* _What is expected_: Search the records that follow and extract every line containing the string "Layer".

Extracted data entries

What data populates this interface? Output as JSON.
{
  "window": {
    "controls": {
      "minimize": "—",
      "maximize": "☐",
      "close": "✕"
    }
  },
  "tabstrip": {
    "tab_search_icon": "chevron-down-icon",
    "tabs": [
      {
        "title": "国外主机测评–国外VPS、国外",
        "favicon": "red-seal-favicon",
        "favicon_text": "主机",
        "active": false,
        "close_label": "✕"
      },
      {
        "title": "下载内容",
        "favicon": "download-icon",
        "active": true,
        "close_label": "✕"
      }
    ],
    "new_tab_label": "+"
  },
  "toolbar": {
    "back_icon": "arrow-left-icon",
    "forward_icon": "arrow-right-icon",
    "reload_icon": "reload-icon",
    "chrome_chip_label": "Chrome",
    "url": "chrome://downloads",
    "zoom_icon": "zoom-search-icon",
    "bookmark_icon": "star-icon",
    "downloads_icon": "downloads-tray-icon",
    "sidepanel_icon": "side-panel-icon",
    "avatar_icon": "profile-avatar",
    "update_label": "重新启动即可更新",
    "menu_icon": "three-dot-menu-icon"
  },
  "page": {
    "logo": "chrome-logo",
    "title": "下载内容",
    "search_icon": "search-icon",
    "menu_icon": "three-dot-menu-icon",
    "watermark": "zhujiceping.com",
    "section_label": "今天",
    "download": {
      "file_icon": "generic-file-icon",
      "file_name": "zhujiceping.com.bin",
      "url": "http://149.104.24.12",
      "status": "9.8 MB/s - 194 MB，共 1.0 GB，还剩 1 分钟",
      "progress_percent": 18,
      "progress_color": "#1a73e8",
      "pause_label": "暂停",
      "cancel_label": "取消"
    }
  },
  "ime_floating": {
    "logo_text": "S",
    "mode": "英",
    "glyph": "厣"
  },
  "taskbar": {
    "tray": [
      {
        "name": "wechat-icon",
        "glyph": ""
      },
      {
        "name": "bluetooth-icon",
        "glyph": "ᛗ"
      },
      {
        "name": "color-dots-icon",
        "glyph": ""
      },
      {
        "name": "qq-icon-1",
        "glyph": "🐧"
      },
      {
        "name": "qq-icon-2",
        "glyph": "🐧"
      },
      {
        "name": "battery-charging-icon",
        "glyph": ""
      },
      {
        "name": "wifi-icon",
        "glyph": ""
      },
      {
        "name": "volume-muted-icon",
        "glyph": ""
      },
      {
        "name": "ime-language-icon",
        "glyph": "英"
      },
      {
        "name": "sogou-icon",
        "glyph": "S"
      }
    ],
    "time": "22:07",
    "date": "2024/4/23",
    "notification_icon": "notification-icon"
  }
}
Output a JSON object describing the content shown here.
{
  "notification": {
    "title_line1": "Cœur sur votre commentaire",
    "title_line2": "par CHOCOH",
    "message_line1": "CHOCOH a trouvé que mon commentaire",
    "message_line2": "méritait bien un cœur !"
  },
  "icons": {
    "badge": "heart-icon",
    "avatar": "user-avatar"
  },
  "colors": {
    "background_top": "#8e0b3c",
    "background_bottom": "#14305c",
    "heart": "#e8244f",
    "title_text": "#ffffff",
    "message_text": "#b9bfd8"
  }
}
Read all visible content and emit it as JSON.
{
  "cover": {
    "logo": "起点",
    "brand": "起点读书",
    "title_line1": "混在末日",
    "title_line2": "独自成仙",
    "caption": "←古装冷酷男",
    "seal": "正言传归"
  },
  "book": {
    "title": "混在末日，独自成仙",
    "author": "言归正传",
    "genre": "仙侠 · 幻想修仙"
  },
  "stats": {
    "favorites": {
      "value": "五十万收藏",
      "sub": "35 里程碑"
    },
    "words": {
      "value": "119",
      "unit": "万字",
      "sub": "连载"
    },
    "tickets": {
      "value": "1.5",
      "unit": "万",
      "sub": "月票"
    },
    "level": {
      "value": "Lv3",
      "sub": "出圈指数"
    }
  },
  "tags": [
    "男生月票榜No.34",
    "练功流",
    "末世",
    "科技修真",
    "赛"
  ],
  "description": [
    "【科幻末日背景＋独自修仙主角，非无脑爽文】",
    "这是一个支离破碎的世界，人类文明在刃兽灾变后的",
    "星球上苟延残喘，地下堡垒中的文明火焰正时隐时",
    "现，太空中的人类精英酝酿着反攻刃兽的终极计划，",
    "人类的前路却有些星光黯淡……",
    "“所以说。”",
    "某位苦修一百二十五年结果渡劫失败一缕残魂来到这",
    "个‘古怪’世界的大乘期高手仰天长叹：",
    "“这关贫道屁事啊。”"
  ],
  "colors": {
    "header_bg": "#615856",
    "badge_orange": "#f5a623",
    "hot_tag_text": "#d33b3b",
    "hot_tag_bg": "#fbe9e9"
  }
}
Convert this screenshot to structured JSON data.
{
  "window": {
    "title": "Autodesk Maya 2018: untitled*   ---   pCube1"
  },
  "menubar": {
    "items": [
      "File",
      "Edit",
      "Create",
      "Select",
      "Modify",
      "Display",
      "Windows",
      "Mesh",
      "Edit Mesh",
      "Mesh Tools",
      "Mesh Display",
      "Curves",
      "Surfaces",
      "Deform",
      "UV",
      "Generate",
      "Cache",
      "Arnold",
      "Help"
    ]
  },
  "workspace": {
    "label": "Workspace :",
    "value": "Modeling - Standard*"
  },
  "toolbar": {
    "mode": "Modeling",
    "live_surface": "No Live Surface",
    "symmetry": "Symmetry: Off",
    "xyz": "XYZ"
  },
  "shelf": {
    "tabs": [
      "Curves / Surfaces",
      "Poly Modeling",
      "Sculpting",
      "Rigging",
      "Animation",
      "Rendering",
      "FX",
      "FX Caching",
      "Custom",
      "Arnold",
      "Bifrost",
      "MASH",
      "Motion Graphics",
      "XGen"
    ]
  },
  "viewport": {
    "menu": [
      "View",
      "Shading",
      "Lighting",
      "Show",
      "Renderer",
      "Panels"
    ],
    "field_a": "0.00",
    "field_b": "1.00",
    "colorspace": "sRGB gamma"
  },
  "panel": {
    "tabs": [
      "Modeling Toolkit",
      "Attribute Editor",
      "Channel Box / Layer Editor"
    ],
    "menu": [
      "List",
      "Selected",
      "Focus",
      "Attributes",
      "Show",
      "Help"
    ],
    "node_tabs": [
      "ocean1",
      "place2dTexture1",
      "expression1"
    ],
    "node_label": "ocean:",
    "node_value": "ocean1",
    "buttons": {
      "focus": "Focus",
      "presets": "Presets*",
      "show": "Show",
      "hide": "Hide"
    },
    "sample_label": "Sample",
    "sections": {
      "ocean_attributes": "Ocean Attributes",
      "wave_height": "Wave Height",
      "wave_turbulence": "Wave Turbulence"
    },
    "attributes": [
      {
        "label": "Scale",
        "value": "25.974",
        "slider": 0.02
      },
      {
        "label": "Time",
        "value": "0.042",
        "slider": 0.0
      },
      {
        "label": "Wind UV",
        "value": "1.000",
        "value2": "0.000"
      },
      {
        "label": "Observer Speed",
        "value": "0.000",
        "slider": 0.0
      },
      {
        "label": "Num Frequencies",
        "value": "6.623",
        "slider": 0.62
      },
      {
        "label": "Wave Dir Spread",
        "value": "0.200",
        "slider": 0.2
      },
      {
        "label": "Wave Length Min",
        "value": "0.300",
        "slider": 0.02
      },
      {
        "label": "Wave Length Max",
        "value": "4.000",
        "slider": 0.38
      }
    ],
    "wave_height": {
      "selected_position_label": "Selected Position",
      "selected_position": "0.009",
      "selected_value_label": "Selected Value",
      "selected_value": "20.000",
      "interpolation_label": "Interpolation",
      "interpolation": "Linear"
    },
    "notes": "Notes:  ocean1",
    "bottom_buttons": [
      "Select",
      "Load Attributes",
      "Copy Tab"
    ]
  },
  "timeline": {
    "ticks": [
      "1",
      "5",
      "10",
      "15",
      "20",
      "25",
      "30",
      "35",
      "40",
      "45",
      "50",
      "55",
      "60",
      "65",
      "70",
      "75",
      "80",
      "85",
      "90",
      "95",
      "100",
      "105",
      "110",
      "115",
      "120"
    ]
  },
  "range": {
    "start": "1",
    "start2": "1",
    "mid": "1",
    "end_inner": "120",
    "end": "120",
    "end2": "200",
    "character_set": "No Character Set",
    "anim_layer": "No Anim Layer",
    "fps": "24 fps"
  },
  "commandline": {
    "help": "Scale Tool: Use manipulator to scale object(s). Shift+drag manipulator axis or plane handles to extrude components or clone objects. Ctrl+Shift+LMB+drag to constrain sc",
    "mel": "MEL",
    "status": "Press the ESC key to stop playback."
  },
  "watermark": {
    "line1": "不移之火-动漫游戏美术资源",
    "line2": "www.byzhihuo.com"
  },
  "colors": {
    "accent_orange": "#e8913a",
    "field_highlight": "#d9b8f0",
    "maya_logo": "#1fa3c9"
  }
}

* _Solution for this exercise_:
      "Channel Box / Layer Editor"
    "anim_layer": "No Anim Layer",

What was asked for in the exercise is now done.